### DESCRIPTION OF THE TASK
Gather all lines in the data that hold the string "позволяет".

### GIVEN INFORMATION
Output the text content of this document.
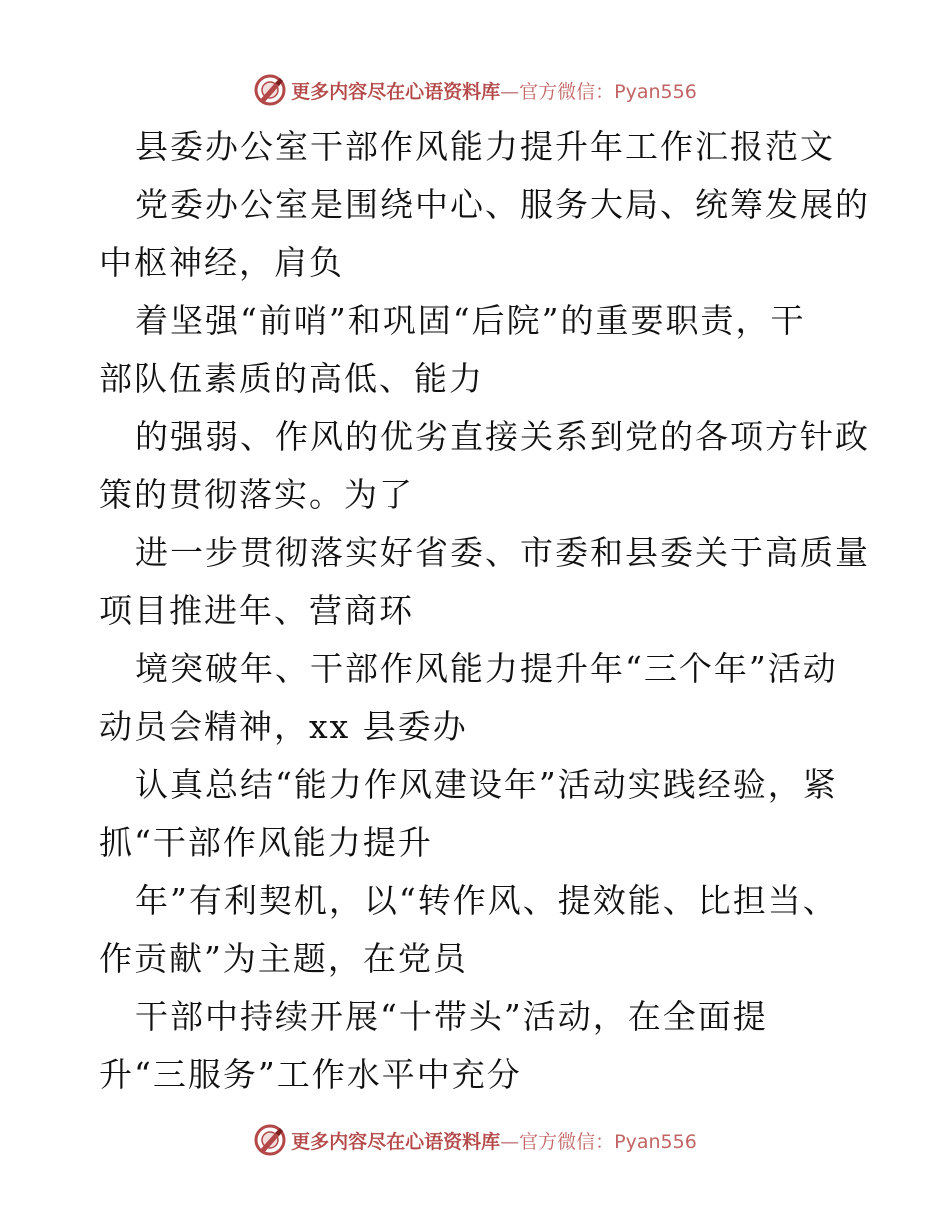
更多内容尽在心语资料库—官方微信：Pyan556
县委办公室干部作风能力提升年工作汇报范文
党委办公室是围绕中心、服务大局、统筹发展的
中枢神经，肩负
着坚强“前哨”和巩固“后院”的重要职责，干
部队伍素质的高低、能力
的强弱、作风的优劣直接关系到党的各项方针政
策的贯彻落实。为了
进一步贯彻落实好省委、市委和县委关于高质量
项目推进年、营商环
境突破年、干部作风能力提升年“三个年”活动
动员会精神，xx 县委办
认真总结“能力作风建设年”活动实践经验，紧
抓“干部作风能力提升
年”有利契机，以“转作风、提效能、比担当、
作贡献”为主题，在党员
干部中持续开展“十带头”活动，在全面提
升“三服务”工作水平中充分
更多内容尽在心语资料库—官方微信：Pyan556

* * *

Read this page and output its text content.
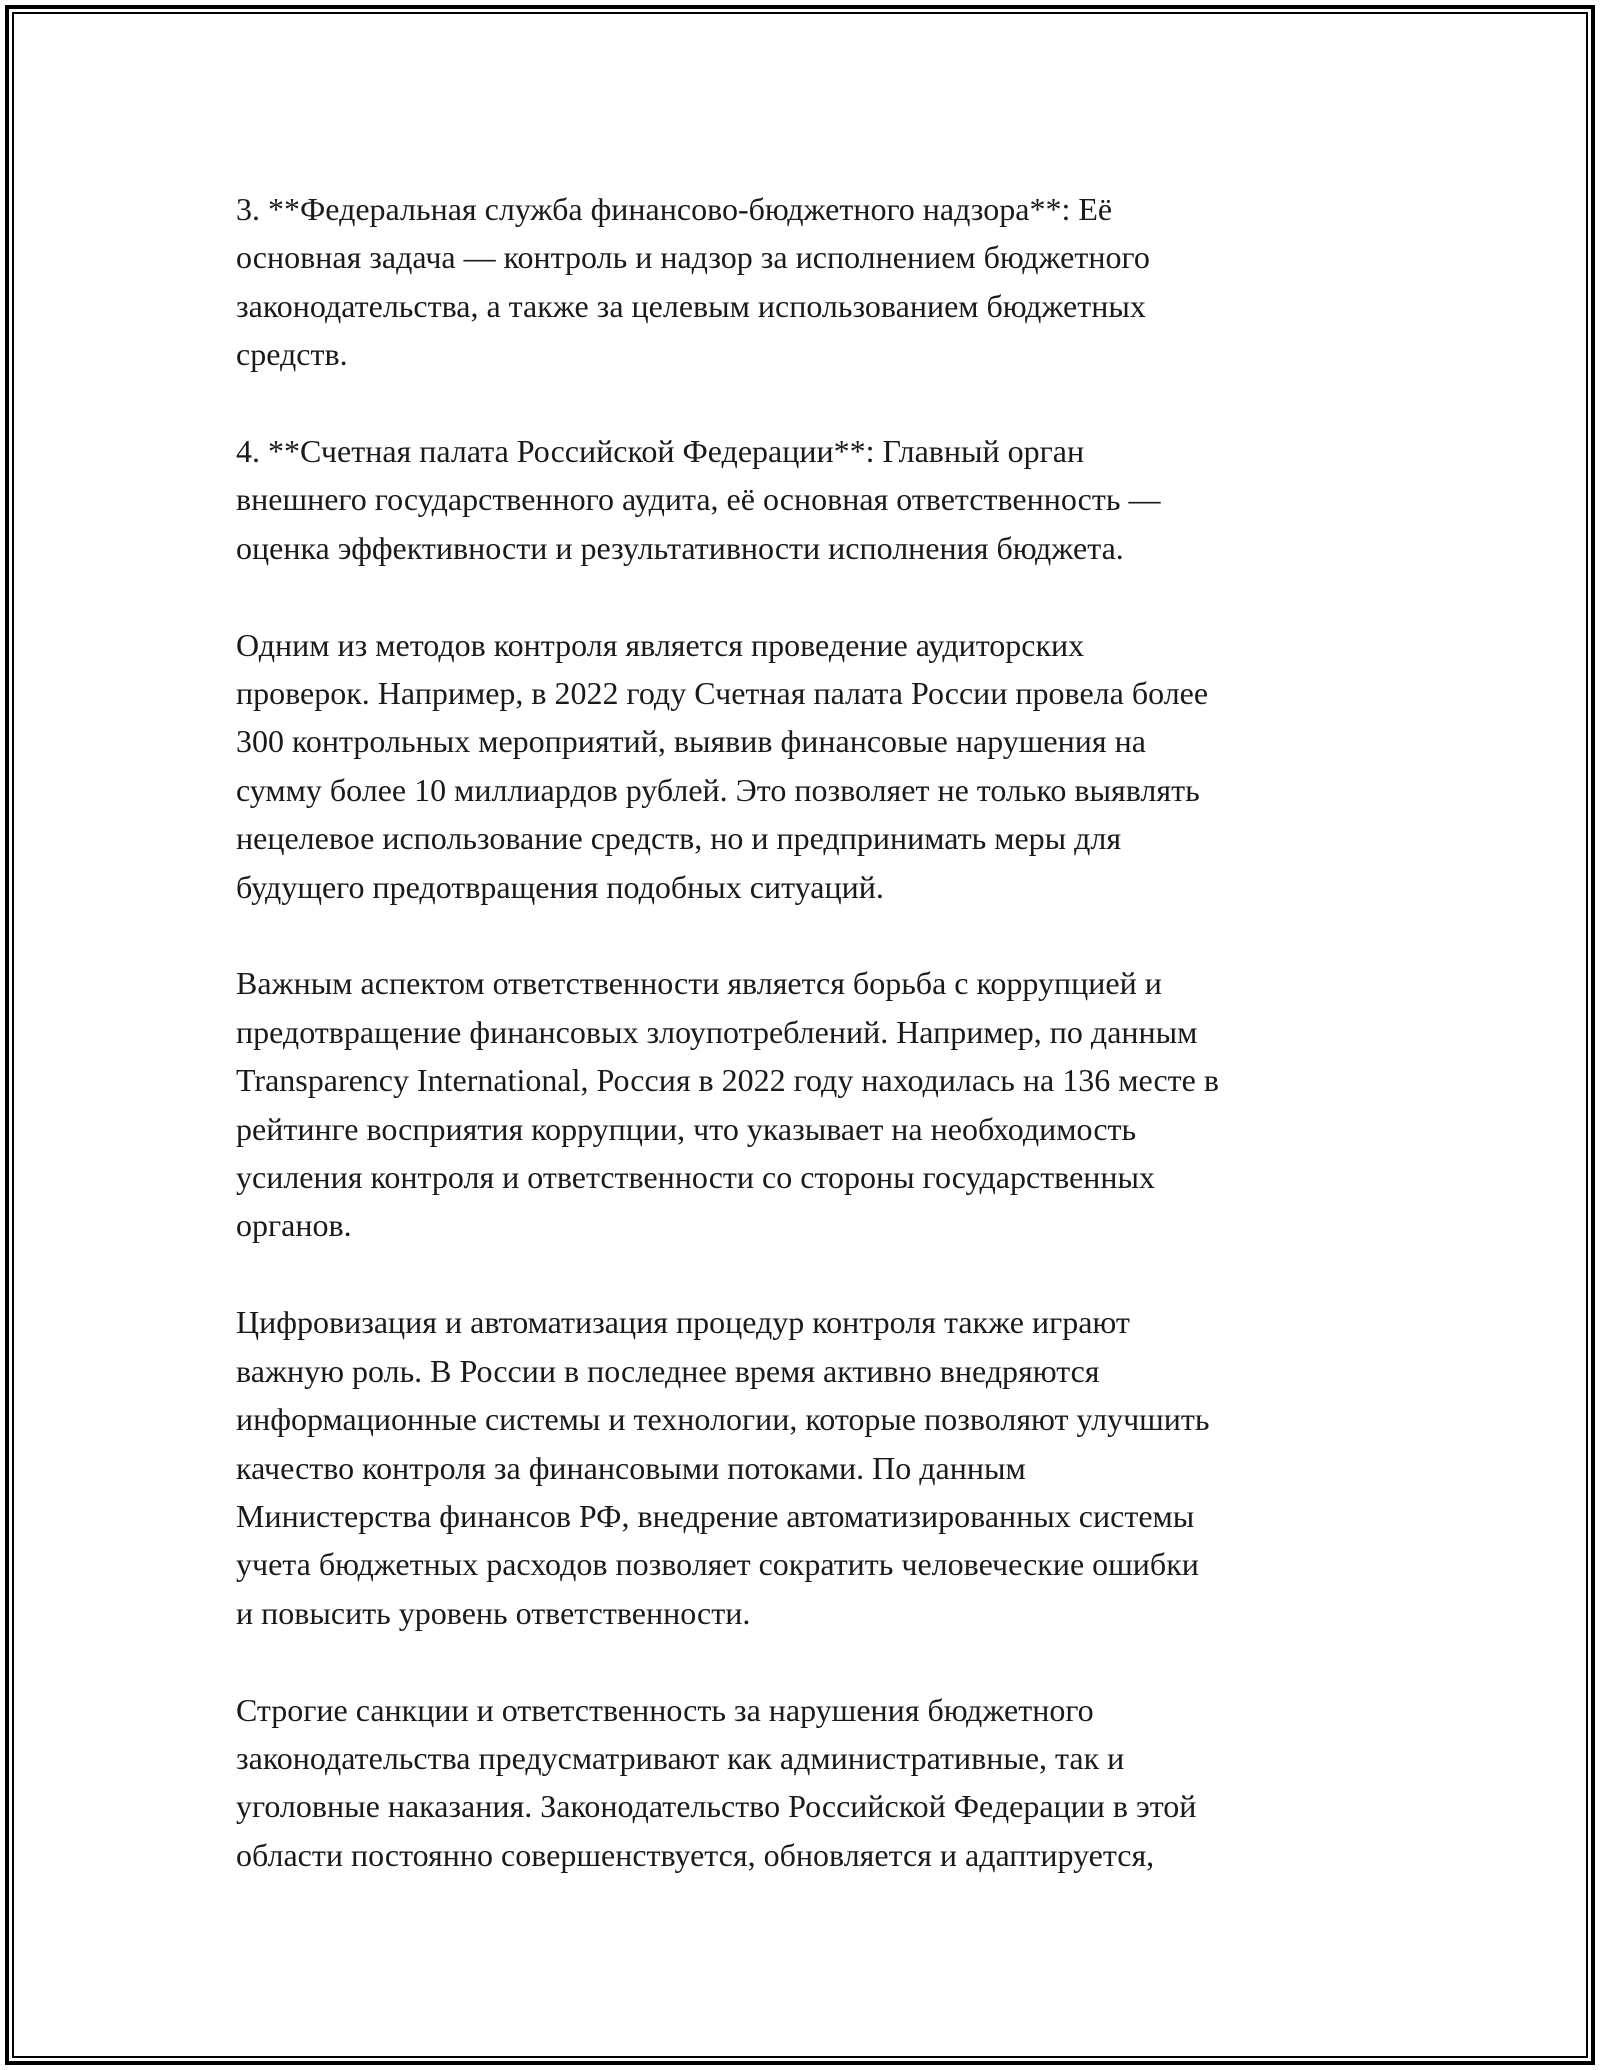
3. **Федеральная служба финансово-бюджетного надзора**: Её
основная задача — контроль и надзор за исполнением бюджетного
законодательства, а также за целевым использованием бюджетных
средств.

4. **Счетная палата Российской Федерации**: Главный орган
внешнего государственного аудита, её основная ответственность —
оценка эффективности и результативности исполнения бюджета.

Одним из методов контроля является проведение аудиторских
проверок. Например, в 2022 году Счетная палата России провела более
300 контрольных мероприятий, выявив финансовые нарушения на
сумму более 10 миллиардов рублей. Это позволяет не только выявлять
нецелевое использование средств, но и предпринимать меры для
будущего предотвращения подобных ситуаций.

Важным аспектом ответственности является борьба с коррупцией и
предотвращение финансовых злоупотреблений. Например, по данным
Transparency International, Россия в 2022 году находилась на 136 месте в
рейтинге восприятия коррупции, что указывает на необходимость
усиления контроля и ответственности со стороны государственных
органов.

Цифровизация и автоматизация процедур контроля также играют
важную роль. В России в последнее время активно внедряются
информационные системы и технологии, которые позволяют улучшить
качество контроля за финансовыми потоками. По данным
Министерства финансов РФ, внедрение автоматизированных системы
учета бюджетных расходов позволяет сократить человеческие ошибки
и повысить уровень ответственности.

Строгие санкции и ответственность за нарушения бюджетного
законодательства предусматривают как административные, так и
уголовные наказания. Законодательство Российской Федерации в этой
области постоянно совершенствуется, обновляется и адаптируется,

* * *

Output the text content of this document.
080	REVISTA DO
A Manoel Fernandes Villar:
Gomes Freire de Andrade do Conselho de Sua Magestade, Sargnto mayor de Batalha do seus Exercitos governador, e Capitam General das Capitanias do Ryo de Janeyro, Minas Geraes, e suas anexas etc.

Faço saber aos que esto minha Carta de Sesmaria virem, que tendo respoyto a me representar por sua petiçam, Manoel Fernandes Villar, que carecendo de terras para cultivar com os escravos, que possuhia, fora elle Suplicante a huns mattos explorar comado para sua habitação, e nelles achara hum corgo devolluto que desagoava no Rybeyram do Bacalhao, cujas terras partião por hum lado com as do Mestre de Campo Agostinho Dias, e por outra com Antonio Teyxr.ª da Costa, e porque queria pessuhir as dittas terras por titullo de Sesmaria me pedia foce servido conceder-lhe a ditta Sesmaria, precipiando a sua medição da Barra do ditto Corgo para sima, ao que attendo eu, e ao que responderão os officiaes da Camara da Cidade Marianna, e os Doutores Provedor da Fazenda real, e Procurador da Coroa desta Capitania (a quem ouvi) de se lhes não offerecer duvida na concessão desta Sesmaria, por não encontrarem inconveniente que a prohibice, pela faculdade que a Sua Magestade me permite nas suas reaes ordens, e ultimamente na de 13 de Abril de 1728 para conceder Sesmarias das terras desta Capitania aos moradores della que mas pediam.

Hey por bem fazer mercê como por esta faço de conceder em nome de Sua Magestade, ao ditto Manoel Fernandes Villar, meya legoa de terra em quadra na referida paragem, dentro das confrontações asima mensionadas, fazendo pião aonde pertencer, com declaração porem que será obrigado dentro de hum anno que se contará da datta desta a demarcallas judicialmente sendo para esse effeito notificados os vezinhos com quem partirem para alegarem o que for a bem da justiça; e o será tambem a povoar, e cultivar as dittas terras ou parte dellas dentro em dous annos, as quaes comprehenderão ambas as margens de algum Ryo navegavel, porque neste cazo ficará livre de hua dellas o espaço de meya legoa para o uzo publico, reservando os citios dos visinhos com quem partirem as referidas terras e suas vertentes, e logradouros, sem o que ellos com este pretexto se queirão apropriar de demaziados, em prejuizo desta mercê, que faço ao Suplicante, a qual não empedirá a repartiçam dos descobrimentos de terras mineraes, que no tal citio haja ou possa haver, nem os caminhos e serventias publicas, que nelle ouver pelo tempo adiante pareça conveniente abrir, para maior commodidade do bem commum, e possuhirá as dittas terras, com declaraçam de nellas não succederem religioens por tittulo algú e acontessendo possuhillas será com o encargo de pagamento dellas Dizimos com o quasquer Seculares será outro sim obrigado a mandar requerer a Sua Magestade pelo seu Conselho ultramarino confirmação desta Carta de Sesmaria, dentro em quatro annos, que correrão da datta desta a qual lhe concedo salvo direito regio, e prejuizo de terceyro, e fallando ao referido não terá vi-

### SOLUTION TO THE EXERCISE
сумму более 10 миллиардов рублей. Это позволяет не только выявлять
учета бюджетных расходов позволяет сократить человеческие ошибки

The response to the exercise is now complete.